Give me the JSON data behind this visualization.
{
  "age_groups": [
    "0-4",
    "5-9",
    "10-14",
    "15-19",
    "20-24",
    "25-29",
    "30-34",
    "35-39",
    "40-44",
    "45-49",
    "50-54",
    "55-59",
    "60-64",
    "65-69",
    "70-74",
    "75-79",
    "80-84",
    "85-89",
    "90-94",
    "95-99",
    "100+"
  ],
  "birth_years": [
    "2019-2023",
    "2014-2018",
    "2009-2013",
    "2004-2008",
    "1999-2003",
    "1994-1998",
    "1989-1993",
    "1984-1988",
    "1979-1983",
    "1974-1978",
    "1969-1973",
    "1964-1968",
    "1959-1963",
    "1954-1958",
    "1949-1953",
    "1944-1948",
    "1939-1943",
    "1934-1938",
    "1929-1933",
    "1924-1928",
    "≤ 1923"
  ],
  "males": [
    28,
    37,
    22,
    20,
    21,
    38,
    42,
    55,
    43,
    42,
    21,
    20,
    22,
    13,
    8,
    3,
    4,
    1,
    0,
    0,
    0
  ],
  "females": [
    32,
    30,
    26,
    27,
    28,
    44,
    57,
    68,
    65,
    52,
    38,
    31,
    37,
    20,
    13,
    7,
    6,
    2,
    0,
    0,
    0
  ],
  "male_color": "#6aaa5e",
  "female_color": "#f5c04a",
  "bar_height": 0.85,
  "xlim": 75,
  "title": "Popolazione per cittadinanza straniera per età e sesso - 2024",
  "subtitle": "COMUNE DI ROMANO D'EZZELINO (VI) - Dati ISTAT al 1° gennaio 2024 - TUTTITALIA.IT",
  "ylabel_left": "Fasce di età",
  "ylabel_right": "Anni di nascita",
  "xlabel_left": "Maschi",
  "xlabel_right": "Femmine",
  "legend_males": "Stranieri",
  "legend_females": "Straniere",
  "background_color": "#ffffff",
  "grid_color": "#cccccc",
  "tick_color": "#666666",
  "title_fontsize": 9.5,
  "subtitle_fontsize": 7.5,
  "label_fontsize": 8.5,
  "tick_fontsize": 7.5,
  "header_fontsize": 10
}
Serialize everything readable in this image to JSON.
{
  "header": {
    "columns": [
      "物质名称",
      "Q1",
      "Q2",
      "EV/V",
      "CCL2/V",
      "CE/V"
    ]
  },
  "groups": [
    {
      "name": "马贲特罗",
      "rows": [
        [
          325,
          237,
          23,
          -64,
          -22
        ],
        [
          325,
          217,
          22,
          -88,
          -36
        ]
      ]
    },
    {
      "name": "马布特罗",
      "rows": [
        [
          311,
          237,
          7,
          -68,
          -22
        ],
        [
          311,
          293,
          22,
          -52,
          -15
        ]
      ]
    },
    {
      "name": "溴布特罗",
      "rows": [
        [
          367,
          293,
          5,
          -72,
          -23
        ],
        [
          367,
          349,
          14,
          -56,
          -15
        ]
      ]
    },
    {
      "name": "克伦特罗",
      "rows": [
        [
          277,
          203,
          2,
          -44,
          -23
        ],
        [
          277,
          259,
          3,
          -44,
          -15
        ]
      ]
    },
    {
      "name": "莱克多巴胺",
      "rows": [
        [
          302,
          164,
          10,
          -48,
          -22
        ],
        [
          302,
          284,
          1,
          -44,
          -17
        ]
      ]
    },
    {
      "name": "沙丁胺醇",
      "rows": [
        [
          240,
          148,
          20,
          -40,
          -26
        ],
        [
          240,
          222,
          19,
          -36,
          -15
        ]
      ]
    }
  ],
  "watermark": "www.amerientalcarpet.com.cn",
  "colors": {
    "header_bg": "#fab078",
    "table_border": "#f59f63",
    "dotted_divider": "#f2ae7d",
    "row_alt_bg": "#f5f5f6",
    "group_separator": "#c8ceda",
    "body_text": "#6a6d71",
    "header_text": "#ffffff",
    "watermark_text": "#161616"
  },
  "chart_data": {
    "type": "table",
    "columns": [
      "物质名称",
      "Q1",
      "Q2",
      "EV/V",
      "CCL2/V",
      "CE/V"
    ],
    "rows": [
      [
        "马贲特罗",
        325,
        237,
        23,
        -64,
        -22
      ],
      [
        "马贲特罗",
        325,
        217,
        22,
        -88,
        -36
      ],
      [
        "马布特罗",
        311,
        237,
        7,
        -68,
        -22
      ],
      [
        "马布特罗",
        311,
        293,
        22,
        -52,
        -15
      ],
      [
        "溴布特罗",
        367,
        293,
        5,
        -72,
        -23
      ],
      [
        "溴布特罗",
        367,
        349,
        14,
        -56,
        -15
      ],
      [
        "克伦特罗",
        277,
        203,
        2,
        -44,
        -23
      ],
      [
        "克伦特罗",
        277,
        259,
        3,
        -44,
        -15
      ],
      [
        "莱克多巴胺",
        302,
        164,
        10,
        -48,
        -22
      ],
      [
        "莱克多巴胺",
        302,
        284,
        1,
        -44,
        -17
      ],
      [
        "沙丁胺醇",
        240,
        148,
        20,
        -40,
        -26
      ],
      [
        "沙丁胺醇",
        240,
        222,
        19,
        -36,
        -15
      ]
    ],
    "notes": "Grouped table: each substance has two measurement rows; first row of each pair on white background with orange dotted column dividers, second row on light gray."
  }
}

-------

▶ INSTRUCTION:
Scan the material above for the word "JSON". Copy each line where it occurs.

▶ THE COMPLETED TASK:
Give me the JSON data behind this visualization.
Serialize everything readable in this image to JSON.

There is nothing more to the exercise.